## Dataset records
▼

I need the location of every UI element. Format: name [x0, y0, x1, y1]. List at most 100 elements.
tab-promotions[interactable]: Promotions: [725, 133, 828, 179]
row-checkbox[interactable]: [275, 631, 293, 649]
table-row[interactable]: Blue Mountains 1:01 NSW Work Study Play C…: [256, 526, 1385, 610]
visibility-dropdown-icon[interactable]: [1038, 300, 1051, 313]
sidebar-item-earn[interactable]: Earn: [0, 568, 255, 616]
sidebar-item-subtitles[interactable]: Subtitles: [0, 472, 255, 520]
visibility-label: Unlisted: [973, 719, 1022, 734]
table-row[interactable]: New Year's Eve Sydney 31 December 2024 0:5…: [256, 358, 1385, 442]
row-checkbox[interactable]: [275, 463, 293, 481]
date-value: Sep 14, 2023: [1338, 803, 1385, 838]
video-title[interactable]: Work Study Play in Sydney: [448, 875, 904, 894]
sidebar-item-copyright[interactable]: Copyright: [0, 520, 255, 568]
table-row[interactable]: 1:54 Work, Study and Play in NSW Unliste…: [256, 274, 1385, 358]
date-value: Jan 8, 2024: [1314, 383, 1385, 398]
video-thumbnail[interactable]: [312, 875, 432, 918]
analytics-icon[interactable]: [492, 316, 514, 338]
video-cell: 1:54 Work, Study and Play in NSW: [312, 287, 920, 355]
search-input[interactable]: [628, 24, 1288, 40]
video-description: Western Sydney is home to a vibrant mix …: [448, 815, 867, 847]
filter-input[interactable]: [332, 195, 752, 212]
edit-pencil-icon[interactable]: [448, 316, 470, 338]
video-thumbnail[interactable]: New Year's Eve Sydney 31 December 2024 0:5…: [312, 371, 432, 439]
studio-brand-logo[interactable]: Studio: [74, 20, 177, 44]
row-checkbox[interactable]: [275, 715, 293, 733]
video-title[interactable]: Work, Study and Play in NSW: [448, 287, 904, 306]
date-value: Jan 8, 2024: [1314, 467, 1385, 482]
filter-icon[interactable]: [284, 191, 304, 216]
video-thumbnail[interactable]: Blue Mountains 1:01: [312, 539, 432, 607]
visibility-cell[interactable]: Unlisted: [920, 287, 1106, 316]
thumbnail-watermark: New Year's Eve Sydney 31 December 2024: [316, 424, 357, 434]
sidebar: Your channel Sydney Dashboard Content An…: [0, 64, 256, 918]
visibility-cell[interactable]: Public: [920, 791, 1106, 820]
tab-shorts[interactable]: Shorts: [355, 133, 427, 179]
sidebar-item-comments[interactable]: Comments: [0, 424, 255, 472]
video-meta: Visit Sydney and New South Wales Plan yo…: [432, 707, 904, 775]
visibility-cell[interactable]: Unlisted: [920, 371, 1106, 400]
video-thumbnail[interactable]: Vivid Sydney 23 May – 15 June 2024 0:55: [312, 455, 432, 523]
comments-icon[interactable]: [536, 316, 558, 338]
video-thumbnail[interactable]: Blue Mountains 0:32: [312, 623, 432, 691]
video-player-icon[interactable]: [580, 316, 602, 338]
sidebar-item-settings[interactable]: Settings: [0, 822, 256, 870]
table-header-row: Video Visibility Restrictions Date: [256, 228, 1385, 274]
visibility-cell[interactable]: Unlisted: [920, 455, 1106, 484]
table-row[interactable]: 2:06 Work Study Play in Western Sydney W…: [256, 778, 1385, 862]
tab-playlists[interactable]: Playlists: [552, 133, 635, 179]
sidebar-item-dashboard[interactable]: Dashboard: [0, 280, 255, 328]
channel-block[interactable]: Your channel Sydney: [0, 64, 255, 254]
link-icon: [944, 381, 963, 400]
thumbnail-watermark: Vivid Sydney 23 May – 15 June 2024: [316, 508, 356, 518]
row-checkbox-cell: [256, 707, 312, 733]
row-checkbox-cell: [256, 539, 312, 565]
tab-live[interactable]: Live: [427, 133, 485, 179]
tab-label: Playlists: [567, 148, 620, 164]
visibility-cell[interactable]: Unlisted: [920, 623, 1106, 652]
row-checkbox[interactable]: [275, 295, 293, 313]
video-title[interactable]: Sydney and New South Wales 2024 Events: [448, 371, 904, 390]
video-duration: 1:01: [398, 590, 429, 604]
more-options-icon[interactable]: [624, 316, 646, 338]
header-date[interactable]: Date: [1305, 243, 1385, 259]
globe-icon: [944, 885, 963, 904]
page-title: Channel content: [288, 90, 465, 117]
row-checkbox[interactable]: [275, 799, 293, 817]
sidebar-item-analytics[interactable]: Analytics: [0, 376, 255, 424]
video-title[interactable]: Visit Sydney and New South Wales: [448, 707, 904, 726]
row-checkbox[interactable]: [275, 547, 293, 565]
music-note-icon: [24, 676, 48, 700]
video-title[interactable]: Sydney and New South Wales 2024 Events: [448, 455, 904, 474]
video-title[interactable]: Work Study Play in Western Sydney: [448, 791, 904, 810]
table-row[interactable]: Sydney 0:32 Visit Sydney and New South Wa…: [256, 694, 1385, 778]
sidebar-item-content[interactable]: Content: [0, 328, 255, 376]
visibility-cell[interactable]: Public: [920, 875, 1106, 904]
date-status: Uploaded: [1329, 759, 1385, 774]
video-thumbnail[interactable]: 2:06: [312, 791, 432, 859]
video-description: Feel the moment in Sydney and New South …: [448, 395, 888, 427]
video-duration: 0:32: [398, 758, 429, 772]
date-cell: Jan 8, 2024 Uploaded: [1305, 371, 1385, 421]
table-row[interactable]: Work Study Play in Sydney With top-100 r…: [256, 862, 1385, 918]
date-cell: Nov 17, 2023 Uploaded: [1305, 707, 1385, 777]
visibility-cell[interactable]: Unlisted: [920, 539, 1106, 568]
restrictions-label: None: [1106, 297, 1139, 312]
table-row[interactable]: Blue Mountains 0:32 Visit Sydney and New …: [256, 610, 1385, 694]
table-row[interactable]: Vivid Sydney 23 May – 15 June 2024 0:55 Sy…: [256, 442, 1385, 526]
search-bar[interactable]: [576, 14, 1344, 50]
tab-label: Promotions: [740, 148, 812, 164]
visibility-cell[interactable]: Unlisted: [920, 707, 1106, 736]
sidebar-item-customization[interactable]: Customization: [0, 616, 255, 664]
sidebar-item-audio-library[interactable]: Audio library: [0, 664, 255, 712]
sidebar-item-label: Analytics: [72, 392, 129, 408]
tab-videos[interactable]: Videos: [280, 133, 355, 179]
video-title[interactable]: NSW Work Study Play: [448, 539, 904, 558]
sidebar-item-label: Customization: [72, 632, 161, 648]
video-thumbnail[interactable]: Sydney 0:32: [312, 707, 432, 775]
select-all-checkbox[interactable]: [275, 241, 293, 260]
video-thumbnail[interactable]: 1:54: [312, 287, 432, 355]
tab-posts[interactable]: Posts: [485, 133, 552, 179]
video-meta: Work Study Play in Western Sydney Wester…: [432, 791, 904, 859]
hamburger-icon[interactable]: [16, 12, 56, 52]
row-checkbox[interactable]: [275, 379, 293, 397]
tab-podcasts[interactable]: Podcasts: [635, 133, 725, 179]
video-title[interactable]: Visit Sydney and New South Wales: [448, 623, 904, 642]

▲

## STATED PROBLEM
Rewrite the material from its first line through the line containing "table-row[interactable]: Blue Mountains 1:01", renaming "row-checkbox" to "item-checkbox" and leaving everything else unchanged.

## ANSWER
I need the location of every UI element. Format: name [x0, y0, x1, y1]. List at most 100 elements.
tab-promotions[interactable]: Promotions: [725, 133, 828, 179]
item-checkbox[interactable]: [275, 631, 293, 649]
table-row[interactable]: Blue Mountains 1:01 NSW Work Study Play C…: [256, 526, 1385, 610]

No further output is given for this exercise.